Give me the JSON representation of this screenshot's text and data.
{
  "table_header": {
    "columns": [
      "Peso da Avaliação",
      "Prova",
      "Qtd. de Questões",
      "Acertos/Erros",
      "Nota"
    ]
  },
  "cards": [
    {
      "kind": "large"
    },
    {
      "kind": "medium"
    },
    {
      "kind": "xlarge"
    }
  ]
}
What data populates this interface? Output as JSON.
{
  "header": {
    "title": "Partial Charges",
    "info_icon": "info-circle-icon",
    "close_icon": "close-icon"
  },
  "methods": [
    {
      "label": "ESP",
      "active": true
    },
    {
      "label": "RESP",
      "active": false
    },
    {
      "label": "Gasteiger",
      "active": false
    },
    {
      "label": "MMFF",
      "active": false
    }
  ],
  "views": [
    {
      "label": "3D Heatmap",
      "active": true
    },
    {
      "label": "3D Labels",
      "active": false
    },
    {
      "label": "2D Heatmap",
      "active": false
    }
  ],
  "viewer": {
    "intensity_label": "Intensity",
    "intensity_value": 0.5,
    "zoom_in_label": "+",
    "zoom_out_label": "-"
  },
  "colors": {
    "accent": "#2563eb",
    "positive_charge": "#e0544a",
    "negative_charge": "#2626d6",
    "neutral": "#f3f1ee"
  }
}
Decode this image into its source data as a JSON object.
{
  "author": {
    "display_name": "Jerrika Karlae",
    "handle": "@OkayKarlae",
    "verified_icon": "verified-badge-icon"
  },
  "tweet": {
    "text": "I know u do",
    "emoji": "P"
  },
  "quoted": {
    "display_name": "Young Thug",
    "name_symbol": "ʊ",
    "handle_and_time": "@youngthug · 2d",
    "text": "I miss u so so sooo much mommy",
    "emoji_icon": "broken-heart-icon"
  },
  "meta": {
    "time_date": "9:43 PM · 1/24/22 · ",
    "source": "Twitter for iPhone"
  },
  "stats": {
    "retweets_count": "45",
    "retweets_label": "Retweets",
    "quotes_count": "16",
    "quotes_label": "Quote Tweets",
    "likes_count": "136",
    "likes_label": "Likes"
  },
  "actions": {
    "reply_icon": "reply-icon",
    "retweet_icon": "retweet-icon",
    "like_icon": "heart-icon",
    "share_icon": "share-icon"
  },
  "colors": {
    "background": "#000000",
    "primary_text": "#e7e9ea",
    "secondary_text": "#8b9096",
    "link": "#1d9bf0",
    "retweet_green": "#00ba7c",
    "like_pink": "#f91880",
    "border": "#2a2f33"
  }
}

## EXERCISE OBJECTIVE
Copy out the material above in its entirety. Every detail must match.

## REPLY TO THE TASK
Give me the JSON representation of this screenshot's text and data.
{
  "table_header": {
    "columns": [
      "Peso da Avaliação",
      "Prova",
      "Qtd. de Questões",
      "Acertos/Erros",
      "Nota"
    ]
  },
  "cards": [
    {
      "kind": "large"
    },
    {
      "kind": "medium"
    },
    {
      "kind": "xlarge"
    }
  ]
}
What data populates this interface? Output as JSON.
{
  "header": {
    "title": "Partial Charges",
    "info_icon": "info-circle-icon",
    "close_icon": "close-icon"
  },
  "methods": [
    {
      "label": "ESP",
      "active": true
    },
    {
      "label": "RESP",
      "active": false
    },
    {
      "label": "Gasteiger",
      "active": false
    },
    {
      "label": "MMFF",
      "active": false
    }
  ],
  "views": [
    {
      "label": "3D Heatmap",
      "active": true
    },
    {
      "label": "3D Labels",
      "active": false
    },
    {
      "label": "2D Heatmap",
      "active": false
    }
  ],
  "viewer": {
    "intensity_label": "Intensity",
    "intensity_value": 0.5,
    "zoom_in_label": "+",
    "zoom_out_label": "-"
  },
  "colors": {
    "accent": "#2563eb",
    "positive_charge": "#e0544a",
    "negative_charge": "#2626d6",
    "neutral": "#f3f1ee"
  }
}
Decode this image into its source data as a JSON object.
{
  "author": {
    "display_name": "Jerrika Karlae",
    "handle": "@OkayKarlae",
    "verified_icon": "verified-badge-icon"
  },
  "tweet": {
    "text": "I know u do",
    "emoji": "P"
  },
  "quoted": {
    "display_name": "Young Thug",
    "name_symbol": "ʊ",
    "handle_and_time": "@youngthug · 2d",
    "text": "I miss u so so sooo much mommy",
    "emoji_icon": "broken-heart-icon"
  },
  "meta": {
    "time_date": "9:43 PM · 1/24/22 · ",
    "source": "Twitter for iPhone"
  },
  "stats": {
    "retweets_count": "45",
    "retweets_label": "Retweets",
    "quotes_count": "16",
    "quotes_label": "Quote Tweets",
    "likes_count": "136",
    "likes_label": "Likes"
  },
  "actions": {
    "reply_icon": "reply-icon",
    "retweet_icon": "retweet-icon",
    "like_icon": "heart-icon",
    "share_icon": "share-icon"
  },
  "colors": {
    "background": "#000000",
    "primary_text": "#e7e9ea",
    "secondary_text": "#8b9096",
    "link": "#1d9bf0",
    "retweet_green": "#00ba7c",
    "like_pink": "#f91880",
    "border": "#2a2f33"
  }
}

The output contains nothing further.